--- STATED TASK ---
Will you write out all the entries below exactly?

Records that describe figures
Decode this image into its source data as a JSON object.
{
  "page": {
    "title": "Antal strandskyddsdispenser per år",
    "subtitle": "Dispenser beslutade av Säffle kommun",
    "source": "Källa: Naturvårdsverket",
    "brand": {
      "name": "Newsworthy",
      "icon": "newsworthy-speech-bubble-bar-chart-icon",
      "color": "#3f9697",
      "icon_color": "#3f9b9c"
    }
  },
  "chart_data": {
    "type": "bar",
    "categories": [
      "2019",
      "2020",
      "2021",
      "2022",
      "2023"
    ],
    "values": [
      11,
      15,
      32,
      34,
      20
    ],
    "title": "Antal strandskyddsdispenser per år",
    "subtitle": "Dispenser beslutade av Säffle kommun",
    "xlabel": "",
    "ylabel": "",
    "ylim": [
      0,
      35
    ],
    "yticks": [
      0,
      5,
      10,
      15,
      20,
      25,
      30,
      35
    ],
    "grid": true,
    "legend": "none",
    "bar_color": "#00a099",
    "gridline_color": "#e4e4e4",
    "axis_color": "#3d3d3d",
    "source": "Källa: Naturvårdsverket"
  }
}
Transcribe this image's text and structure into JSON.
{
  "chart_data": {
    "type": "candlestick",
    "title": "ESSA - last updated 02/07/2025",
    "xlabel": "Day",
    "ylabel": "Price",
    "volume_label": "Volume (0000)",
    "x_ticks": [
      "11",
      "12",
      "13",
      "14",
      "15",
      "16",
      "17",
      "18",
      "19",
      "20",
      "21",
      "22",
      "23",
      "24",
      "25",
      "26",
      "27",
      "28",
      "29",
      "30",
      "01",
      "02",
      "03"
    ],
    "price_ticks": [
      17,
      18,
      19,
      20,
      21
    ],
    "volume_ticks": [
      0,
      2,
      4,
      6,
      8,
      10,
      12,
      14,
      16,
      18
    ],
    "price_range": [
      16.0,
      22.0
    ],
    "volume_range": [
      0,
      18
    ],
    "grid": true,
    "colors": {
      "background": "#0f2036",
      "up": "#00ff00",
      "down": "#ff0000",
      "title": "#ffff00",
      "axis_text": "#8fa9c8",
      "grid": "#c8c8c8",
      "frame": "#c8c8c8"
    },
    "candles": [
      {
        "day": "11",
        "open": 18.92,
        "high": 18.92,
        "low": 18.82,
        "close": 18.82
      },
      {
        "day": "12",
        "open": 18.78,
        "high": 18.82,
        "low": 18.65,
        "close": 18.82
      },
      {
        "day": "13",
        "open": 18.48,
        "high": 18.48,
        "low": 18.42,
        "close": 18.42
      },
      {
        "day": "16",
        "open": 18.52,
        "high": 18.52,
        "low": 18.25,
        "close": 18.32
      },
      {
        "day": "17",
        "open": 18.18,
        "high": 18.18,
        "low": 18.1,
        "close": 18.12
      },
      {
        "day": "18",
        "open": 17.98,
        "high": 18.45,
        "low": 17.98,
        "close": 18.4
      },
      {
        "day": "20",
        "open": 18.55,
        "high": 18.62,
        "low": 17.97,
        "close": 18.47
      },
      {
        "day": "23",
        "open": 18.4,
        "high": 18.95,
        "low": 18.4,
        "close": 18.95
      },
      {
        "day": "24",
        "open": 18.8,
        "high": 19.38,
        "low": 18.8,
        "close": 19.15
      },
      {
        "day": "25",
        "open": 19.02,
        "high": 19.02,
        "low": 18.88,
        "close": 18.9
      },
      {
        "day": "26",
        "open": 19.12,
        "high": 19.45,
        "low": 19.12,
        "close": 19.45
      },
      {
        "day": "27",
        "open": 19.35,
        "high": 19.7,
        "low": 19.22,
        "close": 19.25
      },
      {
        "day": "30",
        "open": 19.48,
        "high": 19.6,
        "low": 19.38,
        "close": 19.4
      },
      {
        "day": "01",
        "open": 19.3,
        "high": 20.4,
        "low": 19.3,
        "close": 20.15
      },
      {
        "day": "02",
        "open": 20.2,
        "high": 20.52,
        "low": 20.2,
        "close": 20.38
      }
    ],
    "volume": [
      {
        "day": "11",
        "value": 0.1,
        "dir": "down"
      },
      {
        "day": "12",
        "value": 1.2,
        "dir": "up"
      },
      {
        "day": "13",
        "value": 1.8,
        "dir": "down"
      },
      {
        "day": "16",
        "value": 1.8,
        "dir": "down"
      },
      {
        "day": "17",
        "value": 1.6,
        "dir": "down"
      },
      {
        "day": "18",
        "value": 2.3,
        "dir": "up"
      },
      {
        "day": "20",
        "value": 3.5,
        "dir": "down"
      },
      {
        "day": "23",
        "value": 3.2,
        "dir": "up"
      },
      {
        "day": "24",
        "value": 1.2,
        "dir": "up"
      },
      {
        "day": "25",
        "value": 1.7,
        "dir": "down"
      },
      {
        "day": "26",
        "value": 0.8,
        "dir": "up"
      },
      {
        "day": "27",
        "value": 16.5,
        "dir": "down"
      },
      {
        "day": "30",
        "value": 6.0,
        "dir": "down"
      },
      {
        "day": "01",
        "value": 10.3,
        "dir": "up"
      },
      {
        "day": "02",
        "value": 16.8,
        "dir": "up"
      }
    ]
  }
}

--- ANSWER FOR THE TASK ---
Decode this image into its source data as a JSON object.
{
  "page": {
    "title": "Antal strandskyddsdispenser per år",
    "subtitle": "Dispenser beslutade av Säffle kommun",
    "source": "Källa: Naturvårdsverket",
    "brand": {
      "name": "Newsworthy",
      "icon": "newsworthy-speech-bubble-bar-chart-icon",
      "color": "#3f9697",
      "icon_color": "#3f9b9c"
    }
  },
  "chart_data": {
    "type": "bar",
    "categories": [
      "2019",
      "2020",
      "2021",
      "2022",
      "2023"
    ],
    "values": [
      11,
      15,
      32,
      34,
      20
    ],
    "title": "Antal strandskyddsdispenser per år",
    "subtitle": "Dispenser beslutade av Säffle kommun",
    "xlabel": "",
    "ylabel": "",
    "ylim": [
      0,
      35
    ],
    "yticks": [
      0,
      5,
      10,
      15,
      20,
      25,
      30,
      35
    ],
    "grid": true,
    "legend": "none",
    "bar_color": "#00a099",
    "gridline_color": "#e4e4e4",
    "axis_color": "#3d3d3d",
    "source": "Källa: Naturvårdsverket"
  }
}
Transcribe this image's text and structure into JSON.
{
  "chart_data": {
    "type": "candlestick",
    "title": "ESSA - last updated 02/07/2025",
    "xlabel": "Day",
    "ylabel": "Price",
    "volume_label": "Volume (0000)",
    "x_ticks": [
      "11",
      "12",
      "13",
      "14",
      "15",
      "16",
      "17",
      "18",
      "19",
      "20",
      "21",
      "22",
      "23",
      "24",
      "25",
      "26",
      "27",
      "28",
      "29",
      "30",
      "01",
      "02",
      "03"
    ],
    "price_ticks": [
      17,
      18,
      19,
      20,
      21
    ],
    "volume_ticks": [
      0,
      2,
      4,
      6,
      8,
      10,
      12,
      14,
      16,
      18
    ],
    "price_range": [
      16.0,
      22.0
    ],
    "volume_range": [
      0,
      18
    ],
    "grid": true,
    "colors": {
      "background": "#0f2036",
      "up": "#00ff00",
      "down": "#ff0000",
      "title": "#ffff00",
      "axis_text": "#8fa9c8",
      "grid": "#c8c8c8",
      "frame": "#c8c8c8"
    },
    "candles": [
      {
        "day": "11",
        "open": 18.92,
        "high": 18.92,
        "low": 18.82,
        "close": 18.82
      },
      {
        "day": "12",
        "open": 18.78,
        "high": 18.82,
        "low": 18.65,
        "close": 18.82
      },
      {
        "day": "13",
        "open": 18.48,
        "high": 18.48,
        "low": 18.42,
        "close": 18.42
      },
      {
        "day": "16",
        "open": 18.52,
        "high": 18.52,
        "low": 18.25,
        "close": 18.32
      },
      {
        "day": "17",
        "open": 18.18,
        "high": 18.18,
        "low": 18.1,
        "close": 18.12
      },
      {
        "day": "18",
        "open": 17.98,
        "high": 18.45,
        "low": 17.98,
        "close": 18.4
      },
      {
        "day": "20",
        "open": 18.55,
        "high": 18.62,
        "low": 17.97,
        "close": 18.47
      },
      {
        "day": "23",
        "open": 18.4,
        "high": 18.95,
        "low": 18.4,
        "close": 18.95
      },
      {
        "day": "24",
        "open": 18.8,
        "high": 19.38,
        "low": 18.8,
        "close": 19.15
      },
      {
        "day": "25",
        "open": 19.02,
        "high": 19.02,
        "low": 18.88,
        "close": 18.9
      },
      {
        "day": "26",
        "open": 19.12,
        "high": 19.45,
        "low": 19.12,
        "close": 19.45
      },
      {
        "day": "27",
        "open": 19.35,
        "high": 19.7,
        "low": 19.22,
        "close": 19.25
      },
      {
        "day": "30",
        "open": 19.48,
        "high": 19.6,
        "low": 19.38,
        "close": 19.4
      },
      {
        "day": "01",
        "open": 19.3,
        "high": 20.4,
        "low": 19.3,
        "close": 20.15
      },
      {
        "day": "02",
        "open": 20.2,
        "high": 20.52,
        "low": 20.2,
        "close": 20.38
      }
    ],
    "volume": [
      {
        "day": "11",
        "value": 0.1,
        "dir": "down"
      },
      {
        "day": "12",
        "value": 1.2,
        "dir": "up"
      },
      {
        "day": "13",
        "value": 1.8,
        "dir": "down"
      },
      {
        "day": "16",
        "value": 1.8,
        "dir": "down"
      },
      {
        "day": "17",
        "value": 1.6,
        "dir": "down"
      },
      {
        "day": "18",
        "value": 2.3,
        "dir": "up"
      },
      {
        "day": "20",
        "value": 3.5,
        "dir": "down"
      },
      {
        "day": "23",
        "value": 3.2,
        "dir": "up"
      },
      {
        "day": "24",
        "value": 1.2,
        "dir": "up"
      },
      {
        "day": "25",
        "value": 1.7,
        "dir": "down"
      },
      {
        "day": "26",
        "value": 0.8,
        "dir": "up"
      },
      {
        "day": "27",
        "value": 16.5,
        "dir": "down"
      },
      {
        "day": "30",
        "value": 6.0,
        "dir": "down"
      },
      {
        "day": "01",
        "value": 10.3,
        "dir": "up"
      },
      {
        "day": "02",
        "value": 16.8,
        "dir": "up"
      }
    ]
  }
}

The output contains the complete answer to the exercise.